Items:

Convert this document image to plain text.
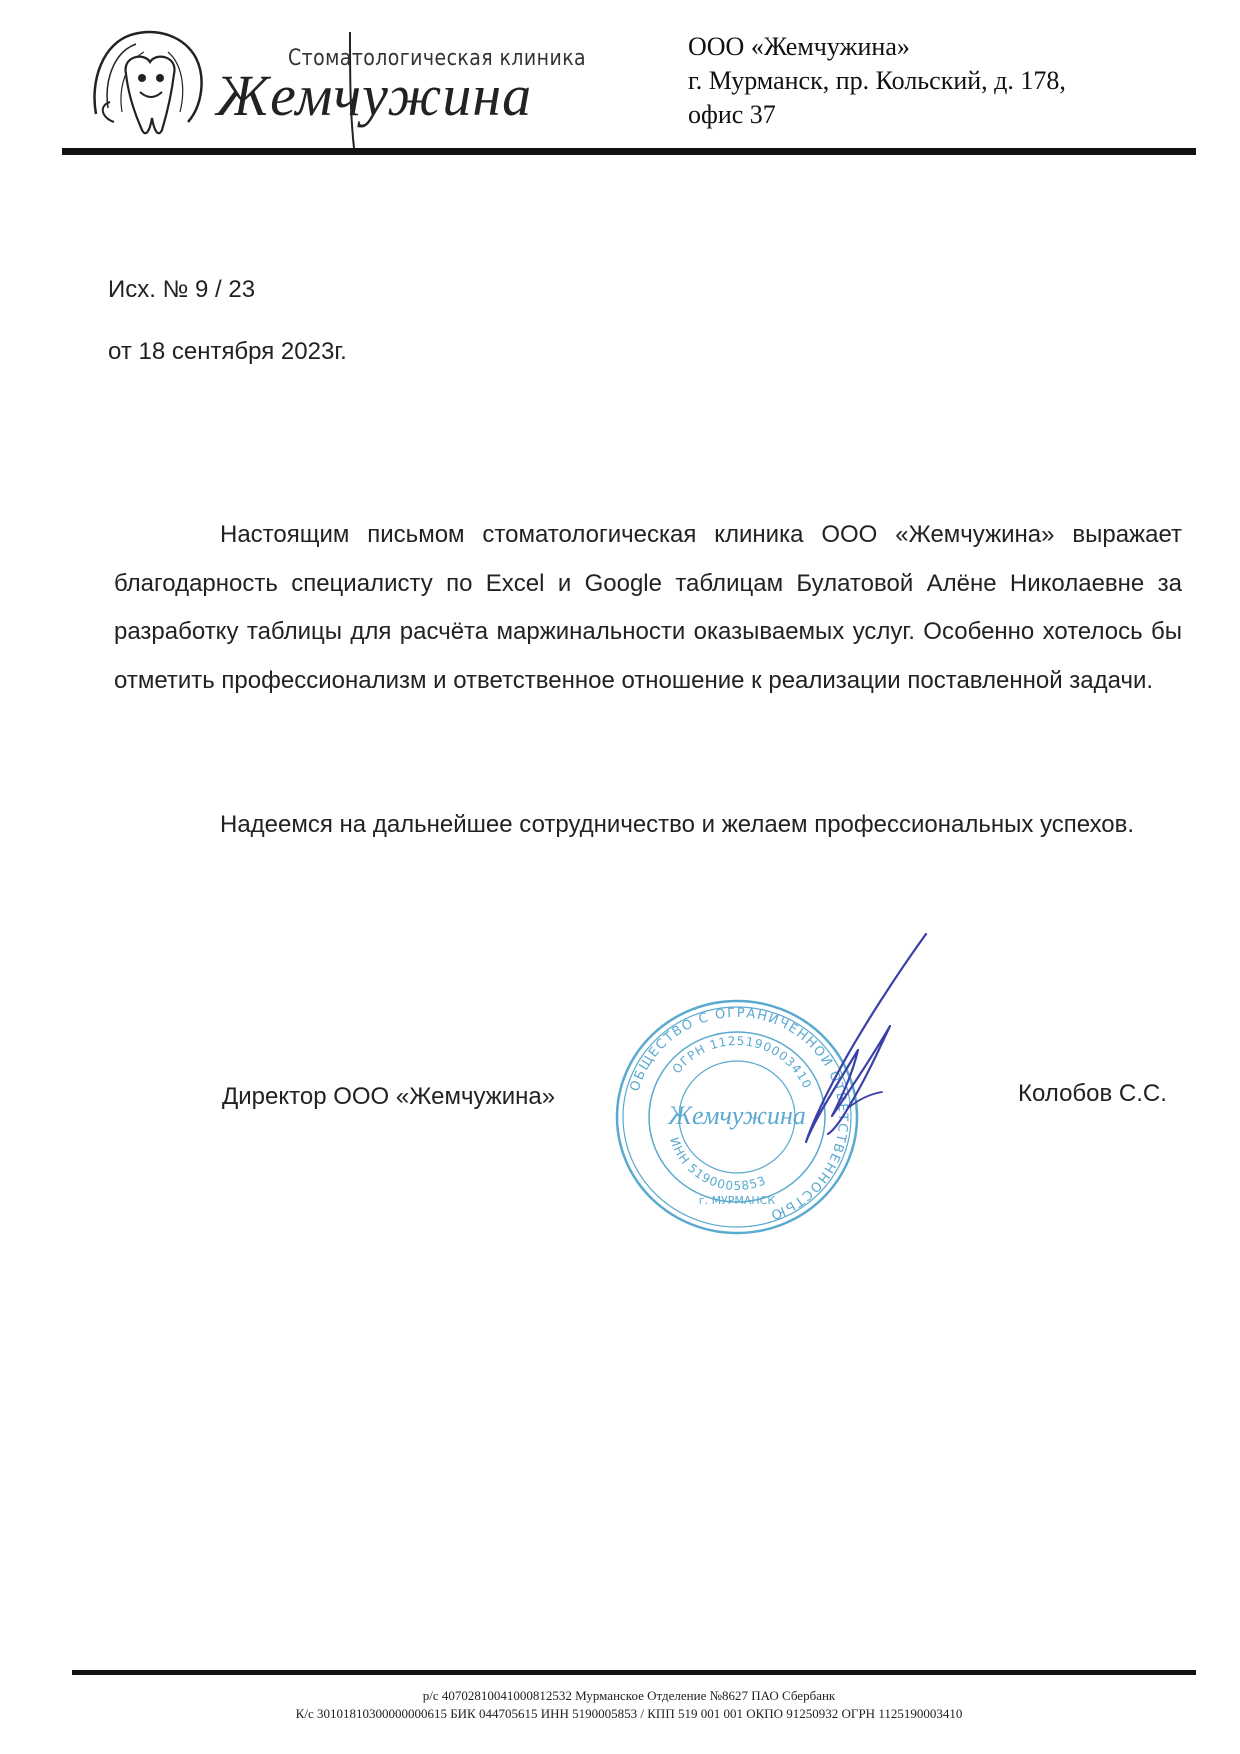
Стоматологическая клиника
Жемчужина
ООО «Жемчужина»
г. Мурманск, пр. Кольский, д. 178,
офис 37
Исх. № 9 / 23
от 18 сентября 2023г.
Настоящим письмом стоматологическая клиника ООО «Жемчужина» выражает благодарность специалисту по Excel и Google таблицам Булатовой Алёне Николаевне за разработку таблицы для расчёта маржинальности оказываемых услуг. Особенно хотелось бы отметить профессионализм и ответственное отношение к реализации поставленной задачи.
Надеемся на дальнейшее сотрудничество и желаем профессиональных успехов.
Директор ООО «Жемчужина»	Колобов С.С.
ОБЩЕСТВО С ОГРАНИЧЕННОЙ ОТВЕТСТВЕННОСТЬЮ
ОГРН 1125190003410
ИНН 5190005853
г. МУРМАНСК
Жемчужина
р/с 40702810041000812532 Мурманское Отделение №8627 ПАО Сбербанк
К/с 30101810300000000615 БИК 044705615 ИНН 5190005853 / КПП 519 001 001 ОКПО 91250932 ОГРН 1125190003410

Exercise prompt: Every record must be copied exactly, with the pictures left out.

Finished task:
Convert this document image to plain text.
Стоматологическая клиника
Жемчужина
ООО «Жемчужина»
г. Мурманск, пр. Кольский, д. 178,
офис 37
Исх. № 9 / 23
от 18 сентября 2023г.
Настоящим письмом стоматологическая клиника ООО «Жемчужина» выражает благодарность специалисту по Excel и Google таблицам Булатовой Алёне Николаевне за разработку таблицы для расчёта маржинальности оказываемых услуг. Особенно хотелось бы отметить профессионализм и ответственное отношение к реализации поставленной задачи.
Надеемся на дальнейшее сотрудничество и желаем профессиональных успехов.
Директор ООО «Жемчужина»	Колобов С.С.
ОБЩЕСТВО С ОГРАНИЧЕННОЙ ОТВЕТСТВЕННОСТЬЮ
ОГРН 1125190003410
ИНН 5190005853
г. МУРМАНСК
Жемчужина
р/с 40702810041000812532 Мурманское Отделение №8627 ПАО Сбербанк
К/с 30101810300000000615 БИК 044705615 ИНН 5190005853 / КПП 519 001 001 ОКПО 91250932 ОГРН 1125190003410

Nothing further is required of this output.